Records about charts and figures
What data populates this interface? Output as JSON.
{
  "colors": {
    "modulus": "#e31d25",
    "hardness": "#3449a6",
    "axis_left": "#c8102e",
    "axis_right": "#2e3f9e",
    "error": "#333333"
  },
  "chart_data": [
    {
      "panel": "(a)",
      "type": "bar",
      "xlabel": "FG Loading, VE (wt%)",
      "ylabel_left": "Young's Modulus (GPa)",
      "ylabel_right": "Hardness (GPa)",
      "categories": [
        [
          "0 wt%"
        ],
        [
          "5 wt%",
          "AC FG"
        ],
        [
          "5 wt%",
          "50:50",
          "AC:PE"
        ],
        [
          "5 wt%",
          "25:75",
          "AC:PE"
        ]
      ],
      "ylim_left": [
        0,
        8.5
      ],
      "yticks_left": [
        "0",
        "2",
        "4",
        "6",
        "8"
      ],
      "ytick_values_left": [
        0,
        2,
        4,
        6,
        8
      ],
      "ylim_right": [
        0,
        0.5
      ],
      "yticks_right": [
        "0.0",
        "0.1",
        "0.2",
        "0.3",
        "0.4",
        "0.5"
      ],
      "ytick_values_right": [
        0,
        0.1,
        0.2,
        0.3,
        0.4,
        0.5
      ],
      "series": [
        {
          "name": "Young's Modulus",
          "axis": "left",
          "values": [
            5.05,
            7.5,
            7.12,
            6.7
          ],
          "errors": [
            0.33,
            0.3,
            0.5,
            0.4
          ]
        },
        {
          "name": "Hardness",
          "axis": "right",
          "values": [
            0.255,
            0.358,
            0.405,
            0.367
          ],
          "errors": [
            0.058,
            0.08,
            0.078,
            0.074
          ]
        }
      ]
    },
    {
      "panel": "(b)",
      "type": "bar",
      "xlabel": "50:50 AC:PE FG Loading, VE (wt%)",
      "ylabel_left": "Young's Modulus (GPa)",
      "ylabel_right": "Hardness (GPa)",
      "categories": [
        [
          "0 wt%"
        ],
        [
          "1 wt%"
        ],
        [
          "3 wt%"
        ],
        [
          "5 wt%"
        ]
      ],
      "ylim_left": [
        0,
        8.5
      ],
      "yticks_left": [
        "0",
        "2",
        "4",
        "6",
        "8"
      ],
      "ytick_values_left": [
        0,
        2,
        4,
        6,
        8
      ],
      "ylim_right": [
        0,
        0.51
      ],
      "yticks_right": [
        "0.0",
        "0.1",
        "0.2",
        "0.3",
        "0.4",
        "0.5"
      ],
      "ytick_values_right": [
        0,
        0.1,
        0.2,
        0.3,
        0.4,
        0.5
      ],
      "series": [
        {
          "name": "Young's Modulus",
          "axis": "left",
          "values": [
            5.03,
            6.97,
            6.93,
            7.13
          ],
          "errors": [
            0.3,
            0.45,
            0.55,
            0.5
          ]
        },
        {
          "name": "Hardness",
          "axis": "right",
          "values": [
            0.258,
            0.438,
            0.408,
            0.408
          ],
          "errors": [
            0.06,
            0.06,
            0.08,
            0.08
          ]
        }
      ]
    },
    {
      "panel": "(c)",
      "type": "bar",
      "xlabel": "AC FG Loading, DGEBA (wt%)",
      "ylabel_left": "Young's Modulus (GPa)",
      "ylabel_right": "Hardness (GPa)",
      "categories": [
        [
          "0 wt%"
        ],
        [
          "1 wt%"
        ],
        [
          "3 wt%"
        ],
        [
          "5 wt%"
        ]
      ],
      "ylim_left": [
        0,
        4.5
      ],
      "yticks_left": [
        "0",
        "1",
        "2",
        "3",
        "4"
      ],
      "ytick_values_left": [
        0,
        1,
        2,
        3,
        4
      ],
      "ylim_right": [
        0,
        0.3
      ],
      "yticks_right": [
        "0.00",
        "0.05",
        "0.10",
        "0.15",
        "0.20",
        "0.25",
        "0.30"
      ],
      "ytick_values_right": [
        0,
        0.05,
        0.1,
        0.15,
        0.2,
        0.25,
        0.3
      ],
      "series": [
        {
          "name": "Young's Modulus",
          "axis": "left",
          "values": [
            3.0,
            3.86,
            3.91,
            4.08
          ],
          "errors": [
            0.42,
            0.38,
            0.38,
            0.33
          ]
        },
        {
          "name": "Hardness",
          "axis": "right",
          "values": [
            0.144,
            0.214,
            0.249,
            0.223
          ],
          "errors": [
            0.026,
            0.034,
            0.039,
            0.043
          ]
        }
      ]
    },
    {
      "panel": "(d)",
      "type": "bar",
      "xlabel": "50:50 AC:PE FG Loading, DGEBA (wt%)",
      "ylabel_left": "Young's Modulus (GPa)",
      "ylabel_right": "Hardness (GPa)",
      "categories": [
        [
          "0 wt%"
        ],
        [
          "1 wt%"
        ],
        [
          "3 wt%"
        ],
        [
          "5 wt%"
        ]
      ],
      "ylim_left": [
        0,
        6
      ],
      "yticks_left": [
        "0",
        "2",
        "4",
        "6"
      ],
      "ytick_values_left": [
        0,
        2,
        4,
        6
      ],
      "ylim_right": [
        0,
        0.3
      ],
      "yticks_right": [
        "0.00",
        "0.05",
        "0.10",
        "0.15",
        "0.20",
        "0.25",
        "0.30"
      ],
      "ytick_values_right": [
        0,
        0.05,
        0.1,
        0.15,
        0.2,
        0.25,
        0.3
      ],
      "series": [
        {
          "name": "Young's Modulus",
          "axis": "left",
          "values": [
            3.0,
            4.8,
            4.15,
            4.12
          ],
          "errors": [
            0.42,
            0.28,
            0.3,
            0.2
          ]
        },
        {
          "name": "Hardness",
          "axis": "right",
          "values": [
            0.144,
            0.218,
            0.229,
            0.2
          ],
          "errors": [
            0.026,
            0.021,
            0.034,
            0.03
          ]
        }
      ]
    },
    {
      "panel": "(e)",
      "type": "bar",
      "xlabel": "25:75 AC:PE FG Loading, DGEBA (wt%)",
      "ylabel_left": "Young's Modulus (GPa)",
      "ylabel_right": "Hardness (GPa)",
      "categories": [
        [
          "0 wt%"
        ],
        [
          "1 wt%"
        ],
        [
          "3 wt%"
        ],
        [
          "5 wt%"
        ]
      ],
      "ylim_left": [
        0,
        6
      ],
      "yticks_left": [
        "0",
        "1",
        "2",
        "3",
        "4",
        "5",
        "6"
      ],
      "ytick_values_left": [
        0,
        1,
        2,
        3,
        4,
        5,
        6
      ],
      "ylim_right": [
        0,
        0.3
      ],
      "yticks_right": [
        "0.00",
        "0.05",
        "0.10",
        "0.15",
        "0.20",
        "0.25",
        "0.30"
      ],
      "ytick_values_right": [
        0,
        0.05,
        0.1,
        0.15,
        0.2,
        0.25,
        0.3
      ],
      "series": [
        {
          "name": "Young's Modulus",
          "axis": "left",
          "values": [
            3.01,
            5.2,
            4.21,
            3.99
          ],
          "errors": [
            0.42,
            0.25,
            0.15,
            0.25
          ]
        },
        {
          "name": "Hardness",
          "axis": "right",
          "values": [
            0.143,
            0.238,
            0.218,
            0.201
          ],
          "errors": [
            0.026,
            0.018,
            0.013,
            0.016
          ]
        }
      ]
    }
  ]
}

What to do ->
Reproduce the listing above word for word.

Result ->
What data populates this interface? Output as JSON.
{
  "colors": {
    "modulus": "#e31d25",
    "hardness": "#3449a6",
    "axis_left": "#c8102e",
    "axis_right": "#2e3f9e",
    "error": "#333333"
  },
  "chart_data": [
    {
      "panel": "(a)",
      "type": "bar",
      "xlabel": "FG Loading, VE (wt%)",
      "ylabel_left": "Young's Modulus (GPa)",
      "ylabel_right": "Hardness (GPa)",
      "categories": [
        [
          "0 wt%"
        ],
        [
          "5 wt%",
          "AC FG"
        ],
        [
          "5 wt%",
          "50:50",
          "AC:PE"
        ],
        [
          "5 wt%",
          "25:75",
          "AC:PE"
        ]
      ],
      "ylim_left": [
        0,
        8.5
      ],
      "yticks_left": [
        "0",
        "2",
        "4",
        "6",
        "8"
      ],
      "ytick_values_left": [
        0,
        2,
        4,
        6,
        8
      ],
      "ylim_right": [
        0,
        0.5
      ],
      "yticks_right": [
        "0.0",
        "0.1",
        "0.2",
        "0.3",
        "0.4",
        "0.5"
      ],
      "ytick_values_right": [
        0,
        0.1,
        0.2,
        0.3,
        0.4,
        0.5
      ],
      "series": [
        {
          "name": "Young's Modulus",
          "axis": "left",
          "values": [
            5.05,
            7.5,
            7.12,
            6.7
          ],
          "errors": [
            0.33,
            0.3,
            0.5,
            0.4
          ]
        },
        {
          "name": "Hardness",
          "axis": "right",
          "values": [
            0.255,
            0.358,
            0.405,
            0.367
          ],
          "errors": [
            0.058,
            0.08,
            0.078,
            0.074
          ]
        }
      ]
    },
    {
      "panel": "(b)",
      "type": "bar",
      "xlabel": "50:50 AC:PE FG Loading, VE (wt%)",
      "ylabel_left": "Young's Modulus (GPa)",
      "ylabel_right": "Hardness (GPa)",
      "categories": [
        [
          "0 wt%"
        ],
        [
          "1 wt%"
        ],
        [
          "3 wt%"
        ],
        [
          "5 wt%"
        ]
      ],
      "ylim_left": [
        0,
        8.5
      ],
      "yticks_left": [
        "0",
        "2",
        "4",
        "6",
        "8"
      ],
      "ytick_values_left": [
        0,
        2,
        4,
        6,
        8
      ],
      "ylim_right": [
        0,
        0.51
      ],
      "yticks_right": [
        "0.0",
        "0.1",
        "0.2",
        "0.3",
        "0.4",
        "0.5"
      ],
      "ytick_values_right": [
        0,
        0.1,
        0.2,
        0.3,
        0.4,
        0.5
      ],
      "series": [
        {
          "name": "Young's Modulus",
          "axis": "left",
          "values": [
            5.03,
            6.97,
            6.93,
            7.13
          ],
          "errors": [
            0.3,
            0.45,
            0.55,
            0.5
          ]
        },
        {
          "name": "Hardness",
          "axis": "right",
          "values": [
            0.258,
            0.438,
            0.408,
            0.408
          ],
          "errors": [
            0.06,
            0.06,
            0.08,
            0.08
          ]
        }
      ]
    },
    {
      "panel": "(c)",
      "type": "bar",
      "xlabel": "AC FG Loading, DGEBA (wt%)",
      "ylabel_left": "Young's Modulus (GPa)",
      "ylabel_right": "Hardness (GPa)",
      "categories": [
        [
          "0 wt%"
        ],
        [
          "1 wt%"
        ],
        [
          "3 wt%"
        ],
        [
          "5 wt%"
        ]
      ],
      "ylim_left": [
        0,
        4.5
      ],
      "yticks_left": [
        "0",
        "1",
        "2",
        "3",
        "4"
      ],
      "ytick_values_left": [
        0,
        1,
        2,
        3,
        4
      ],
      "ylim_right": [
        0,
        0.3
      ],
      "yticks_right": [
        "0.00",
        "0.05",
        "0.10",
        "0.15",
        "0.20",
        "0.25",
        "0.30"
      ],
      "ytick_values_right": [
        0,
        0.05,
        0.1,
        0.15,
        0.2,
        0.25,
        0.3
      ],
      "series": [
        {
          "name": "Young's Modulus",
          "axis": "left",
          "values": [
            3.0,
            3.86,
            3.91,
            4.08
          ],
          "errors": [
            0.42,
            0.38,
            0.38,
            0.33
          ]
        },
        {
          "name": "Hardness",
          "axis": "right",
          "values": [
            0.144,
            0.214,
            0.249,
            0.223
          ],
          "errors": [
            0.026,
            0.034,
            0.039,
            0.043
          ]
        }
      ]
    },
    {
      "panel": "(d)",
      "type": "bar",
      "xlabel": "50:50 AC:PE FG Loading, DGEBA (wt%)",
      "ylabel_left": "Young's Modulus (GPa)",
      "ylabel_right": "Hardness (GPa)",
      "categories": [
        [
          "0 wt%"
        ],
        [
          "1 wt%"
        ],
        [
          "3 wt%"
        ],
        [
          "5 wt%"
        ]
      ],
      "ylim_left": [
        0,
        6
      ],
      "yticks_left": [
        "0",
        "2",
        "4",
        "6"
      ],
      "ytick_values_left": [
        0,
        2,
        4,
        6
      ],
      "ylim_right": [
        0,
        0.3
      ],
      "yticks_right": [
        "0.00",
        "0.05",
        "0.10",
        "0.15",
        "0.20",
        "0.25",
        "0.30"
      ],
      "ytick_values_right": [
        0,
        0.05,
        0.1,
        0.15,
        0.2,
        0.25,
        0.3
      ],
      "series": [
        {
          "name": "Young's Modulus",
          "axis": "left",
          "values": [
            3.0,
            4.8,
            4.15,
            4.12
          ],
          "errors": [
            0.42,
            0.28,
            0.3,
            0.2
          ]
        },
        {
          "name": "Hardness",
          "axis": "right",
          "values": [
            0.144,
            0.218,
            0.229,
            0.2
          ],
          "errors": [
            0.026,
            0.021,
            0.034,
            0.03
          ]
        }
      ]
    },
    {
      "panel": "(e)",
      "type": "bar",
      "xlabel": "25:75 AC:PE FG Loading, DGEBA (wt%)",
      "ylabel_left": "Young's Modulus (GPa)",
      "ylabel_right": "Hardness (GPa)",
      "categories": [
        [
          "0 wt%"
        ],
        [
          "1 wt%"
        ],
        [
          "3 wt%"
        ],
        [
          "5 wt%"
        ]
      ],
      "ylim_left": [
        0,
        6
      ],
      "yticks_left": [
        "0",
        "1",
        "2",
        "3",
        "4",
        "5",
        "6"
      ],
      "ytick_values_left": [
        0,
        1,
        2,
        3,
        4,
        5,
        6
      ],
      "ylim_right": [
        0,
        0.3
      ],
      "yticks_right": [
        "0.00",
        "0.05",
        "0.10",
        "0.15",
        "0.20",
        "0.25",
        "0.30"
      ],
      "ytick_values_right": [
        0,
        0.05,
        0.1,
        0.15,
        0.2,
        0.25,
        0.3
      ],
      "series": [
        {
          "name": "Young's Modulus",
          "axis": "left",
          "values": [
            3.01,
            5.2,
            4.21,
            3.99
          ],
          "errors": [
            0.42,
            0.25,
            0.15,
            0.25
          ]
        },
        {
          "name": "Hardness",
          "axis": "right",
          "values": [
            0.143,
            0.238,
            0.218,
            0.201
          ],
          "errors": [
            0.026,
            0.018,
            0.013,
            0.016
          ]
        }
      ]
    }
  ]
}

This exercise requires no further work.